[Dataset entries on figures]

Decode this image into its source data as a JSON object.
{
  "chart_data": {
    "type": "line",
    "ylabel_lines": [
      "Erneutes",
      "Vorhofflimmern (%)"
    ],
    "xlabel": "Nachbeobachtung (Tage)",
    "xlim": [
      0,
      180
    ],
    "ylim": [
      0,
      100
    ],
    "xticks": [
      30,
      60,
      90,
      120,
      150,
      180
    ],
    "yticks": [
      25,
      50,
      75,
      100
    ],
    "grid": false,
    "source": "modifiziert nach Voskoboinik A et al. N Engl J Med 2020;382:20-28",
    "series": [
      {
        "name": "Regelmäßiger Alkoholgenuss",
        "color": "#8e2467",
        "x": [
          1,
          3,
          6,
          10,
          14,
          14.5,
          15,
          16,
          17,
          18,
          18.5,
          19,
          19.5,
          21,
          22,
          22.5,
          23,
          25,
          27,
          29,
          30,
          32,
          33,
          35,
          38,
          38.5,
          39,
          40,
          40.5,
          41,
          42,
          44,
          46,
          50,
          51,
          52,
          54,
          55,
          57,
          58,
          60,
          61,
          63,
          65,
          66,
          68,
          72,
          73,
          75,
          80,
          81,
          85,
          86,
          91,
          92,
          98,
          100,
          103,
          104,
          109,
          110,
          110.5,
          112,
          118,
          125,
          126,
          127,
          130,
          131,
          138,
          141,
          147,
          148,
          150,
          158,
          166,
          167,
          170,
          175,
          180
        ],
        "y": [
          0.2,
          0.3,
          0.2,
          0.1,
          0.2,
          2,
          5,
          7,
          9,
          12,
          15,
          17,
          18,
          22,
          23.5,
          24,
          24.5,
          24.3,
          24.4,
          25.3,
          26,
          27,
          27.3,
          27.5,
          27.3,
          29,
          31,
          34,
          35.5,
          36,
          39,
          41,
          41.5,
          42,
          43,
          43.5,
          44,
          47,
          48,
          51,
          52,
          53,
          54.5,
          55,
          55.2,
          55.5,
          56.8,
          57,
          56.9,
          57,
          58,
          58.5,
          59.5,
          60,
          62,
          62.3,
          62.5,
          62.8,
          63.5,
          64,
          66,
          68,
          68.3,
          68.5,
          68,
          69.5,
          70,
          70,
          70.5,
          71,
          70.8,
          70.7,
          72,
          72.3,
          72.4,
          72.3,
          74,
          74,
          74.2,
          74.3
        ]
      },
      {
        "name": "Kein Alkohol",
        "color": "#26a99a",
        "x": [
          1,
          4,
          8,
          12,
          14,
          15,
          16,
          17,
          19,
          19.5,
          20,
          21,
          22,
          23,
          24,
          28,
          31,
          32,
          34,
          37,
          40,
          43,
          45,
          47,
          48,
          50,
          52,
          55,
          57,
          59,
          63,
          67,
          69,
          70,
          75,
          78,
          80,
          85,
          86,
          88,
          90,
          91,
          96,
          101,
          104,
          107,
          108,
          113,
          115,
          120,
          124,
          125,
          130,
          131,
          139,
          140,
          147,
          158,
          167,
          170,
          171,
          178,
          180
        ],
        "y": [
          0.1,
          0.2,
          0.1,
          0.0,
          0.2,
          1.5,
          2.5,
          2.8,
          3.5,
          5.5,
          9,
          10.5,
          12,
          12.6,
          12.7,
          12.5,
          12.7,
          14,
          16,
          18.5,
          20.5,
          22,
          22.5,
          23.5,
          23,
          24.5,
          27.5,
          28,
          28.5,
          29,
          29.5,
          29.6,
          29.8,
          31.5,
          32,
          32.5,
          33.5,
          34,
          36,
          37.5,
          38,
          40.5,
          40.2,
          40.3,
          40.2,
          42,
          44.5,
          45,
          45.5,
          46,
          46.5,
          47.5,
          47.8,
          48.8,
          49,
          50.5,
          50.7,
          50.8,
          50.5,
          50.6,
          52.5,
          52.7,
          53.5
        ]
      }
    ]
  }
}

**Objective**
Extract each line from the entries above that contains the string "source".

**Final result**
Decode this image into its source data as a JSON object.
    "source": "modifiziert nach Voskoboinik A et al. N Engl J Med 2020;382:20-28",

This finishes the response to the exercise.